Find the lines with the string "from" and return them.

==== Materials provided ====

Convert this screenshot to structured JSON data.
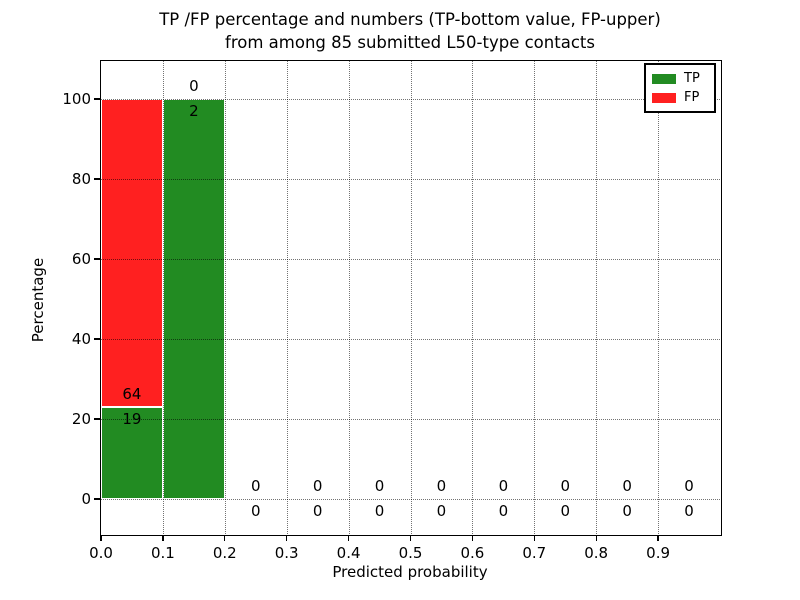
{
  "title": {
    "line1": "TP /FP percentage and numbers (TP-bottom value, FP-upper)",
    "line2": "from among 85 submitted L50-type contacts"
  },
  "axes": {
    "xlabel": "Predicted probability",
    "ylabel": "Percentage",
    "xticks": [
      "0.0",
      "0.1",
      "0.2",
      "0.3",
      "0.4",
      "0.5",
      "0.6",
      "0.7",
      "0.8",
      "0.9"
    ],
    "yticks": [
      "0",
      "20",
      "40",
      "60",
      "80",
      "100"
    ],
    "xlim": [
      0.0,
      1.0
    ],
    "ylim": [
      -9,
      110
    ],
    "grid": "dotted"
  },
  "legend": {
    "position": "upper-right",
    "entries": [
      {
        "label": "TP",
        "color": "#228b22"
      },
      {
        "label": "FP",
        "color": "#ff2020"
      }
    ]
  },
  "chart_data": {
    "type": "bar",
    "stacked": true,
    "title": "TP /FP percentage and numbers (TP-bottom value, FP-upper) from among 85 submitted L50-type contacts",
    "xlabel": "Predicted probability",
    "ylabel": "Percentage",
    "total_submitted": 85,
    "bin_edges": [
      0.0,
      0.1,
      0.2,
      0.3,
      0.4,
      0.5,
      0.6,
      0.7,
      0.8,
      0.9,
      1.0
    ],
    "bin_centers": [
      0.05,
      0.15,
      0.25,
      0.35,
      0.45,
      0.55,
      0.65,
      0.75,
      0.85,
      0.95
    ],
    "series": [
      {
        "name": "TP",
        "color": "#228b22",
        "counts": [
          19,
          2,
          0,
          0,
          0,
          0,
          0,
          0,
          0,
          0
        ],
        "percent": [
          22.9,
          100,
          0,
          0,
          0,
          0,
          0,
          0,
          0,
          0
        ]
      },
      {
        "name": "FP",
        "color": "#ff2020",
        "counts": [
          64,
          0,
          0,
          0,
          0,
          0,
          0,
          0,
          0,
          0
        ],
        "percent": [
          77.1,
          0,
          0,
          0,
          0,
          0,
          0,
          0,
          0,
          0
        ]
      }
    ]
  }
}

====

» **Solved exercise**
    "line2": "from among 85 submitted L50-type contacts"
    "title": "TP /FP percentage and numbers (TP-bottom value, FP-upper) from among 85 submitted L50-type contacts",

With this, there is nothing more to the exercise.